### SET EXERCISE
Scan the data. Collect each line that contains the word "Bias".

### STORED DATA
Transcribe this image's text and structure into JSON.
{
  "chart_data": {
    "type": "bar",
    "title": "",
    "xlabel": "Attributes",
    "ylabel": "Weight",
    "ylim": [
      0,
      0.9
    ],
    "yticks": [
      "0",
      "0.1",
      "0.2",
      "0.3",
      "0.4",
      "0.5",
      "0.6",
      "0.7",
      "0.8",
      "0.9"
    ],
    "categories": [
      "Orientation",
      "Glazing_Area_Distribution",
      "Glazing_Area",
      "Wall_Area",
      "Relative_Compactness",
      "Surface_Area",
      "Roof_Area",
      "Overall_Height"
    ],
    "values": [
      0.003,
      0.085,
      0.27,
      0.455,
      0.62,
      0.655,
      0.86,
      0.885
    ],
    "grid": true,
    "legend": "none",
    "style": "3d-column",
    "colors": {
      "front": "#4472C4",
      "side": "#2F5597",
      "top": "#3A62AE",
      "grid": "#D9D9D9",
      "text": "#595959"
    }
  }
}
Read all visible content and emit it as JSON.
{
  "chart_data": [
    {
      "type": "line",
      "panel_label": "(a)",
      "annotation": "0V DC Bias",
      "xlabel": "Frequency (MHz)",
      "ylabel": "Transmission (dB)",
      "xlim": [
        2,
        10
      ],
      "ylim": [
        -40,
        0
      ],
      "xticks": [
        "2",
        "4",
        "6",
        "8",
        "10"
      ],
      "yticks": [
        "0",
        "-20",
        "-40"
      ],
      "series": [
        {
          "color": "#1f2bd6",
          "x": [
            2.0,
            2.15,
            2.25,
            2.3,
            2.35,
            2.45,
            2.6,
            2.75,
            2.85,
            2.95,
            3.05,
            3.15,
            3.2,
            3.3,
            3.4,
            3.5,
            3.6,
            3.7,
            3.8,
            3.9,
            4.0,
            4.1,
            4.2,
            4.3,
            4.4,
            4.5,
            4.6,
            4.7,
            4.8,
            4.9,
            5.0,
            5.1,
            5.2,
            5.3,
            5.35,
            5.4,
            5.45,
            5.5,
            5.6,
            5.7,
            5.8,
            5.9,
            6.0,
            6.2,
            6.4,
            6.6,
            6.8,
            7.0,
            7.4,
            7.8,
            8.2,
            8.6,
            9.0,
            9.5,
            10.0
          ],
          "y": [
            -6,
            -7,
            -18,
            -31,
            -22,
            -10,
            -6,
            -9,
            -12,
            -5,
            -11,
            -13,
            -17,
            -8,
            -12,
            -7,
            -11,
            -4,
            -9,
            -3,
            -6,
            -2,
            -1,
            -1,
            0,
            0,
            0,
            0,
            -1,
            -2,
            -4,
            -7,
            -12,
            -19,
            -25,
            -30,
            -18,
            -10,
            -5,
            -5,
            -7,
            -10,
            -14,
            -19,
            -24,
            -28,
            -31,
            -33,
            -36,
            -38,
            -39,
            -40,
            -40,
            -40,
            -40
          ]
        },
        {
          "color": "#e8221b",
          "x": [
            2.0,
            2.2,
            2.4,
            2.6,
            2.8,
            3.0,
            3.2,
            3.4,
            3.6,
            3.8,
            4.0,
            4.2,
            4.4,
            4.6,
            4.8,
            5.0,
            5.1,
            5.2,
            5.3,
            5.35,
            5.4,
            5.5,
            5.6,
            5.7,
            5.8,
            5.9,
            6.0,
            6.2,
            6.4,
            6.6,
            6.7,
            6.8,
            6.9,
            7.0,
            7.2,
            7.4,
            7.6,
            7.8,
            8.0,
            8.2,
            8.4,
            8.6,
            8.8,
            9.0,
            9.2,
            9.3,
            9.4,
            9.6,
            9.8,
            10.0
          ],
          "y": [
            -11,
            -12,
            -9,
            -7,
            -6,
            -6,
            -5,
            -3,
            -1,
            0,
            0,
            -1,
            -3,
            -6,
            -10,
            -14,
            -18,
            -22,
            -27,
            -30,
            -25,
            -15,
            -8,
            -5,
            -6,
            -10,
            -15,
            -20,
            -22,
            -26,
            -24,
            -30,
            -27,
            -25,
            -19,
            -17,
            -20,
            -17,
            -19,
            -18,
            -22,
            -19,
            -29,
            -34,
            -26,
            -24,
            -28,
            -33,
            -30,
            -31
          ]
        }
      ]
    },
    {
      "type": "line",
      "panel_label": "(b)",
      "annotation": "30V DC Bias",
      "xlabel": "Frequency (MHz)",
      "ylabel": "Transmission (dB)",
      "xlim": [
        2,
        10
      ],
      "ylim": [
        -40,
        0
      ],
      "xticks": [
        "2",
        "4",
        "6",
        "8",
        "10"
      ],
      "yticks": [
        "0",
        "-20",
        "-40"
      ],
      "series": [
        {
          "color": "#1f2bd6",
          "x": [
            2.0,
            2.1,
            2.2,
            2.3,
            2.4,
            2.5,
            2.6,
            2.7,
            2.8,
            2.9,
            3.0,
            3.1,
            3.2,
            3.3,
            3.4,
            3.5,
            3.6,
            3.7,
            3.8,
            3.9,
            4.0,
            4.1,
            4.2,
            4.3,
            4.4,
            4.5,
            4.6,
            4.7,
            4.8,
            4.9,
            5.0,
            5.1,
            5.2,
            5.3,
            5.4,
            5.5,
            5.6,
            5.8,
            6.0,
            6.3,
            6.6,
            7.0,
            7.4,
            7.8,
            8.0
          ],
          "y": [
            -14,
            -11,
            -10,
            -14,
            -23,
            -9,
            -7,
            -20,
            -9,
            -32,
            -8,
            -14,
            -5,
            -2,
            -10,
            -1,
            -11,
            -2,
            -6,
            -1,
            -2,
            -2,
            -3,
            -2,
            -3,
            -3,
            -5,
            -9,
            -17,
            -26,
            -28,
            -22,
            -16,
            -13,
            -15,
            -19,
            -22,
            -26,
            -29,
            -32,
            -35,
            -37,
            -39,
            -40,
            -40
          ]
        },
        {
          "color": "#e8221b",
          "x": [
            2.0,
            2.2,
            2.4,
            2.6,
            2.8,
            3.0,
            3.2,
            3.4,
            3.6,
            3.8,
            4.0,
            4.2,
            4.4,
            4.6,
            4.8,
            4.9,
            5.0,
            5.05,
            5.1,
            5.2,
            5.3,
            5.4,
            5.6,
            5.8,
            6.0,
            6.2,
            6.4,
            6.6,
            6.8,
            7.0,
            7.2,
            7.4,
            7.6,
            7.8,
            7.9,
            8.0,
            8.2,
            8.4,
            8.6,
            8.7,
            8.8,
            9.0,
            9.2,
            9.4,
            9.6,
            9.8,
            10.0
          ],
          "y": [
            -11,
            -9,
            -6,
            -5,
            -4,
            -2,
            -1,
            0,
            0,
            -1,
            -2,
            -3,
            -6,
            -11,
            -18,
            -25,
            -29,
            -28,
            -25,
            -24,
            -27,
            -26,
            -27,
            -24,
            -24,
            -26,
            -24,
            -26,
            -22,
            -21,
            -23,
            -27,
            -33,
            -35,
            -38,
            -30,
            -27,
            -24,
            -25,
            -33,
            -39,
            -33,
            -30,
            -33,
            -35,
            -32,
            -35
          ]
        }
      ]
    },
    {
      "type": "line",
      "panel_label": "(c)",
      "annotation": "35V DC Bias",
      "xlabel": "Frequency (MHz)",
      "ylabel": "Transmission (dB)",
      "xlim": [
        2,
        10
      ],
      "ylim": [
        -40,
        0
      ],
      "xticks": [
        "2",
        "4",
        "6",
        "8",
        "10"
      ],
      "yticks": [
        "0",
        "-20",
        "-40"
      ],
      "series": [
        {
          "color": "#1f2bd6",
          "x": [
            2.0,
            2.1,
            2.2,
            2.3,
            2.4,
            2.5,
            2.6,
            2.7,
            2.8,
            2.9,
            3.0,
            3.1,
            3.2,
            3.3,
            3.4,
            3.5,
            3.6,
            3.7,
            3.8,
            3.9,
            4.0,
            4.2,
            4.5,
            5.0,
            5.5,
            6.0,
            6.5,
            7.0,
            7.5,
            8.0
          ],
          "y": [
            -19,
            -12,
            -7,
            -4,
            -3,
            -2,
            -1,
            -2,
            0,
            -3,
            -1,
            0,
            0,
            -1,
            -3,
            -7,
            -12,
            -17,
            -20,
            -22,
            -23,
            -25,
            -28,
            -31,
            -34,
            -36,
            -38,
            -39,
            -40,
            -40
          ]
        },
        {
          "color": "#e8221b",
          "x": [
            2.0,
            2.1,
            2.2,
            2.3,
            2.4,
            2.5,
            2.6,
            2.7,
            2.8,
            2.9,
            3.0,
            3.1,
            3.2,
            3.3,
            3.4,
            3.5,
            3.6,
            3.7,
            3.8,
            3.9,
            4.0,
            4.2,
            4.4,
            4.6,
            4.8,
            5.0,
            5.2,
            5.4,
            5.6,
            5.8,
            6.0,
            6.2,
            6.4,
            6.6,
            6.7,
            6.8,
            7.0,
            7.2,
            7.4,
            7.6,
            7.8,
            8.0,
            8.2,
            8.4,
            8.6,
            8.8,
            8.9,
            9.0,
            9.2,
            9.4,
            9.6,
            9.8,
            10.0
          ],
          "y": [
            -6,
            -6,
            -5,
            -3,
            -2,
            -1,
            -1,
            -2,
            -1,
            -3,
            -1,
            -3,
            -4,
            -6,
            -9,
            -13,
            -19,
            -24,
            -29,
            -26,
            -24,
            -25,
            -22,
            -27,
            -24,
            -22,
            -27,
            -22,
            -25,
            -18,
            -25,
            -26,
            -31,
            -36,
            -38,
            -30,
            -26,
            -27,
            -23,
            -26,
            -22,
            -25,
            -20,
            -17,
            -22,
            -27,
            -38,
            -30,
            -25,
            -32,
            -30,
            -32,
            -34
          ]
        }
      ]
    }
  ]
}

### TASK SOLUTION
      "annotation": "0V DC Bias",
      "annotation": "30V DC Bias",
      "annotation": "35V DC Bias",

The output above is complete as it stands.